Exercise goal =
Quote all of the entries word for word.
━━━
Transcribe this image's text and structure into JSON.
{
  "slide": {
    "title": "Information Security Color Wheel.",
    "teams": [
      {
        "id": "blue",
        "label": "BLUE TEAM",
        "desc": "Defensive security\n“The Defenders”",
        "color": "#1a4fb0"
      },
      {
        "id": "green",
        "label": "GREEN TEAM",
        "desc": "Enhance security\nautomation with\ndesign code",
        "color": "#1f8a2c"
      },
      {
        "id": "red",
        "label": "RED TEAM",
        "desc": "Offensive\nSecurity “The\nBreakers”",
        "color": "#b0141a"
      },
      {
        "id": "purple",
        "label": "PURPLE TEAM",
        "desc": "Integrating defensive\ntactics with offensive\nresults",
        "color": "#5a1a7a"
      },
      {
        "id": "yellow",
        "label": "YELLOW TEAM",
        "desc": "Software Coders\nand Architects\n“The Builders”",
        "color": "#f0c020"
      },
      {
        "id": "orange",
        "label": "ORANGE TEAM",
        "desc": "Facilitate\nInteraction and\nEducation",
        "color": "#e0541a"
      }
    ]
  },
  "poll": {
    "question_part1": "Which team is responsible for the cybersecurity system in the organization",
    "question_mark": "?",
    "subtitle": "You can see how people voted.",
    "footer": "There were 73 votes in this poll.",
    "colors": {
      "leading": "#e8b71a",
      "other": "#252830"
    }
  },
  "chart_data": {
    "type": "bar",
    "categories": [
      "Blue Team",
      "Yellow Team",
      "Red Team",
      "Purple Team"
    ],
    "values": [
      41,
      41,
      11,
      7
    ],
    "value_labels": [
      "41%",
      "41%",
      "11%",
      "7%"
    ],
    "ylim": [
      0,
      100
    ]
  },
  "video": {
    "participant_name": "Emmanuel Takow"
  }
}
━━━
Exercise output =
Transcribe this image's text and structure into JSON.
{
  "slide": {
    "title": "Information Security Color Wheel.",
    "teams": [
      {
        "id": "blue",
        "label": "BLUE TEAM",
        "desc": "Defensive security\n“The Defenders”",
        "color": "#1a4fb0"
      },
      {
        "id": "green",
        "label": "GREEN TEAM",
        "desc": "Enhance security\nautomation with\ndesign code",
        "color": "#1f8a2c"
      },
      {
        "id": "red",
        "label": "RED TEAM",
        "desc": "Offensive\nSecurity “The\nBreakers”",
        "color": "#b0141a"
      },
      {
        "id": "purple",
        "label": "PURPLE TEAM",
        "desc": "Integrating defensive\ntactics with offensive\nresults",
        "color": "#5a1a7a"
      },
      {
        "id": "yellow",
        "label": "YELLOW TEAM",
        "desc": "Software Coders\nand Architects\n“The Builders”",
        "color": "#f0c020"
      },
      {
        "id": "orange",
        "label": "ORANGE TEAM",
        "desc": "Facilitate\nInteraction and\nEducation",
        "color": "#e0541a"
      }
    ]
  },
  "poll": {
    "question_part1": "Which team is responsible for the cybersecurity system in the organization",
    "question_mark": "?",
    "subtitle": "You can see how people voted.",
    "footer": "There were 73 votes in this poll.",
    "colors": {
      "leading": "#e8b71a",
      "other": "#252830"
    }
  },
  "chart_data": {
    "type": "bar",
    "categories": [
      "Blue Team",
      "Yellow Team",
      "Red Team",
      "Purple Team"
    ],
    "values": [
      41,
      41,
      11,
      7
    ],
    "value_labels": [
      "41%",
      "41%",
      "11%",
      "7%"
    ],
    "ylim": [
      0,
      100
    ]
  },
  "video": {
    "participant_name": "Emmanuel Takow"
  }
}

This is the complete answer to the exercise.